Dataset records
• • • •
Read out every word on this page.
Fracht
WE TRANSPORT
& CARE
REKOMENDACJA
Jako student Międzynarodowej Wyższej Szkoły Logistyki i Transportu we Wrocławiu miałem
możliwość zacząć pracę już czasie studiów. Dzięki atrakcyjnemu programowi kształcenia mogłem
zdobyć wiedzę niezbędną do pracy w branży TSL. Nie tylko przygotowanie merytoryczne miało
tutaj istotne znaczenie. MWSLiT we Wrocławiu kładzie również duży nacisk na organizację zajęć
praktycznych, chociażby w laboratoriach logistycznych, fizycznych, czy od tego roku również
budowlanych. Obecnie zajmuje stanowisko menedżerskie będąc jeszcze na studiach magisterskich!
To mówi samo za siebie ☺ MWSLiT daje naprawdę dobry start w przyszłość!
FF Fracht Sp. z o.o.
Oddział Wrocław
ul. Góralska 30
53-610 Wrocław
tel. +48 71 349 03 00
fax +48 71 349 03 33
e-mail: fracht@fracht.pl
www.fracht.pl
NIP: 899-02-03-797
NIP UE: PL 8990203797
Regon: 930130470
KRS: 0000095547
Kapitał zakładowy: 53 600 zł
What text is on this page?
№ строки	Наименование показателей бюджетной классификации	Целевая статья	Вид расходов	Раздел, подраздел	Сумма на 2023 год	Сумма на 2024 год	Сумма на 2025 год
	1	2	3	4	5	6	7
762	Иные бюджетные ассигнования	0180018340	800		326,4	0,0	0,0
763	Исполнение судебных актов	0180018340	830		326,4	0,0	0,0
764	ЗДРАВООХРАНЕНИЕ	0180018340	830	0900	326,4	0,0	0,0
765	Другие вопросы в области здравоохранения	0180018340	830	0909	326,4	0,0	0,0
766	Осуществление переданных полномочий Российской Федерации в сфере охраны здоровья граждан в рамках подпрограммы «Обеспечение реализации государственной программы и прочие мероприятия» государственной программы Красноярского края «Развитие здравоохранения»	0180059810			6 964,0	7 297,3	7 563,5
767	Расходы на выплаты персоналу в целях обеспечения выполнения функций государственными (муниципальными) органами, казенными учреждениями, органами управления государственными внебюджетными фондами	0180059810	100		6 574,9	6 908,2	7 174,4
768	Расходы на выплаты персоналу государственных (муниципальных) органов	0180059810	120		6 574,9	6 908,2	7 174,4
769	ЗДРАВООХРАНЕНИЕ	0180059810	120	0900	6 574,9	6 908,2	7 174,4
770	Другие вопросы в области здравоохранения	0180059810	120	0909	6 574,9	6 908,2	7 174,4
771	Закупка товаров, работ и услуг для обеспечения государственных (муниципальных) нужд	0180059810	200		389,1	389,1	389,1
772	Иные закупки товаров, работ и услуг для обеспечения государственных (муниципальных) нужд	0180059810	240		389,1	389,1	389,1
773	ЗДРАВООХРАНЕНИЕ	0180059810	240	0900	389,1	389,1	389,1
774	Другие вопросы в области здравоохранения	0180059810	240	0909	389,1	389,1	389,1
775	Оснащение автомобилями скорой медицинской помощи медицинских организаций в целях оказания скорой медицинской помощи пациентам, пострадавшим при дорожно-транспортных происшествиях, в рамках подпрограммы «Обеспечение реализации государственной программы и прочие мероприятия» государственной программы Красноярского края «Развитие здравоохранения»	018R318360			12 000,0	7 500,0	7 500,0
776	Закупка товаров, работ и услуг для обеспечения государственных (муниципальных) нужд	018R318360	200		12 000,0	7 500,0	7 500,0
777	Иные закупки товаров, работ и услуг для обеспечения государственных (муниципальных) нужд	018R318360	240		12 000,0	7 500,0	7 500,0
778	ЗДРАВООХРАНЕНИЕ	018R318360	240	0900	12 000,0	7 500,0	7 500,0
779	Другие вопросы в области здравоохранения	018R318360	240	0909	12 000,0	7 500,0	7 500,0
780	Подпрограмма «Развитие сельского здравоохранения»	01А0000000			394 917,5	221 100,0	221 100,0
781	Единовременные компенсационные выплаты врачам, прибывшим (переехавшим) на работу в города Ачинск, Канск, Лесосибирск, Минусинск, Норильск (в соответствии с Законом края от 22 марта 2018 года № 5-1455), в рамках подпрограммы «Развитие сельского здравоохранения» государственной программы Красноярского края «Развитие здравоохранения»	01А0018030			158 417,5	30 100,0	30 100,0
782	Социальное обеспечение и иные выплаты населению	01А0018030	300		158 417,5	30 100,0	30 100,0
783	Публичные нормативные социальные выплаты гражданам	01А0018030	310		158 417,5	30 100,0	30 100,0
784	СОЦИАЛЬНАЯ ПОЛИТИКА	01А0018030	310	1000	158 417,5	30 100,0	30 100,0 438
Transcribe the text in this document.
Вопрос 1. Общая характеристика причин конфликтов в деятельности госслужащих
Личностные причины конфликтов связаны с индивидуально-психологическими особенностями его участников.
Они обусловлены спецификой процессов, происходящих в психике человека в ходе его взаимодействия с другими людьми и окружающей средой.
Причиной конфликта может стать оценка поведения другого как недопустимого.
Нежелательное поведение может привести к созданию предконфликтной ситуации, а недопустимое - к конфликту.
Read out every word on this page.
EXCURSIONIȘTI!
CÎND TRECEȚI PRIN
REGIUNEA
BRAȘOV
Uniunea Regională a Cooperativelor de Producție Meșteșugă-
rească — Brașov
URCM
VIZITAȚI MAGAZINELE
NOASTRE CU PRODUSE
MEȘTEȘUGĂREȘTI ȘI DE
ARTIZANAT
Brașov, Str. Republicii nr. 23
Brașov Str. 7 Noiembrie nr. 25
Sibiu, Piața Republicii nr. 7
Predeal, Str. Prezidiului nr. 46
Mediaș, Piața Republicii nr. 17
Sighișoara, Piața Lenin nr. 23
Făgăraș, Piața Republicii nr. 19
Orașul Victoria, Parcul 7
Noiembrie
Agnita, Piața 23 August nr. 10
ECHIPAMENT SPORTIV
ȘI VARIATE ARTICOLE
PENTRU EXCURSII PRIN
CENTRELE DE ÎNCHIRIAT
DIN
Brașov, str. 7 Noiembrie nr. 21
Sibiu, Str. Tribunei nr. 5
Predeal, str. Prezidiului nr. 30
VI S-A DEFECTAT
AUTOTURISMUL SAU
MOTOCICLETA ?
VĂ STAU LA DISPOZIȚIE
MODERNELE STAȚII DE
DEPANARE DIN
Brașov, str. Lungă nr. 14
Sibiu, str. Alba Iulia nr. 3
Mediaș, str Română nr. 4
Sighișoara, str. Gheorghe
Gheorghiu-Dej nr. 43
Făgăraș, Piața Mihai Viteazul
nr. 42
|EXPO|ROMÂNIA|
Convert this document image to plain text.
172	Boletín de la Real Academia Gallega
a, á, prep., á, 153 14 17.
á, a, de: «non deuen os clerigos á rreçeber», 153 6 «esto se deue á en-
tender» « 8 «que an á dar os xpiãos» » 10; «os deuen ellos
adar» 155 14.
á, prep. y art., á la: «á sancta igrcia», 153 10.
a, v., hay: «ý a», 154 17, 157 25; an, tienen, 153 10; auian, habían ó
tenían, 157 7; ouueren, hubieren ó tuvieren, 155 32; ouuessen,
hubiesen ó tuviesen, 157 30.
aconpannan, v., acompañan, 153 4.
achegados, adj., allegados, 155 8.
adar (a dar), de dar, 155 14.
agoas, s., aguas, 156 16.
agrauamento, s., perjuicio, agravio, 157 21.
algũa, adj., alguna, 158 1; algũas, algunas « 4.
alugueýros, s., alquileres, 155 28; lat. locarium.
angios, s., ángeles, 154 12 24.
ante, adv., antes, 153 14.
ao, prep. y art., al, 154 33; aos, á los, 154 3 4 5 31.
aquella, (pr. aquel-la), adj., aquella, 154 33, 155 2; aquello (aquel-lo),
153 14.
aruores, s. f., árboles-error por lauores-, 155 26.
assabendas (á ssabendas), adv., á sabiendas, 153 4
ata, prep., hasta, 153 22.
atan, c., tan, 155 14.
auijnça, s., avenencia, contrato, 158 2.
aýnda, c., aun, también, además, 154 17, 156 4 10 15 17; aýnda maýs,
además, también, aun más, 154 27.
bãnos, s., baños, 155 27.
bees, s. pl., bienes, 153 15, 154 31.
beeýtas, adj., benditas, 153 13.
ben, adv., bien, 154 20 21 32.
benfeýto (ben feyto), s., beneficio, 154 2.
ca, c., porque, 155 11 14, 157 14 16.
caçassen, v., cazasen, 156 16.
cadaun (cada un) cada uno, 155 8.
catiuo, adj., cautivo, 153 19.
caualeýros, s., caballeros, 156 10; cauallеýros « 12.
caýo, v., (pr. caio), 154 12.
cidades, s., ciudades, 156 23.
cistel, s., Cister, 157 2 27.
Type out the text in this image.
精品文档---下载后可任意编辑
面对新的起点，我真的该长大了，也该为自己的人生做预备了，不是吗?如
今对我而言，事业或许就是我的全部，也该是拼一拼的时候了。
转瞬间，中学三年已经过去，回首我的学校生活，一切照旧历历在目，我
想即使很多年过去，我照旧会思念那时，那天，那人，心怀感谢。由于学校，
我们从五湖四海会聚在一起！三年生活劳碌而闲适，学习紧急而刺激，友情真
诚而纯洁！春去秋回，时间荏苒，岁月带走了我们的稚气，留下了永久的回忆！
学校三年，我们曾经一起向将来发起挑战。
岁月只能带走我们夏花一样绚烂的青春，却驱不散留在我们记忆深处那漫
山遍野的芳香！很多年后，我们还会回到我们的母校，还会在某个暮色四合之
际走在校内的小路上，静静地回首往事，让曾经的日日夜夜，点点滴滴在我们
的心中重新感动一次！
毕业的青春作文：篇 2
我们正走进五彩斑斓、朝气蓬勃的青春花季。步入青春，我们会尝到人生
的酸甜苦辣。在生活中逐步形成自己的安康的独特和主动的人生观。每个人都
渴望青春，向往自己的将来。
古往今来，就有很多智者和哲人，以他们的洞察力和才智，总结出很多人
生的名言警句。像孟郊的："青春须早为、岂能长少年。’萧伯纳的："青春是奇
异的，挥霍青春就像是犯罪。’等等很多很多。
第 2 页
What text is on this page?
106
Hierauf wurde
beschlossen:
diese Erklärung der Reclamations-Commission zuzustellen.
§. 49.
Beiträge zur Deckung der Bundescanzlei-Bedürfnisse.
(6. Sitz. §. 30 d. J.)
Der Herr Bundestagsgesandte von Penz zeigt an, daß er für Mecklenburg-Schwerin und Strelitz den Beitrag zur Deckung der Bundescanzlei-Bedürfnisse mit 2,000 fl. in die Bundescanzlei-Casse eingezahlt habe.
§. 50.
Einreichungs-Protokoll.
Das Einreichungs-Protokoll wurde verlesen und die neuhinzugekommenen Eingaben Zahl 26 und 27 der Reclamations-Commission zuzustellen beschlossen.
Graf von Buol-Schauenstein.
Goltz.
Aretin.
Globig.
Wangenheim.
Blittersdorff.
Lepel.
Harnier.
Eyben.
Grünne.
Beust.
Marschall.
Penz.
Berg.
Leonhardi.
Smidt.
• • • •
Required task
Tally every line of the data that holds the word "Piața" and write the count alone.

Worked answer
6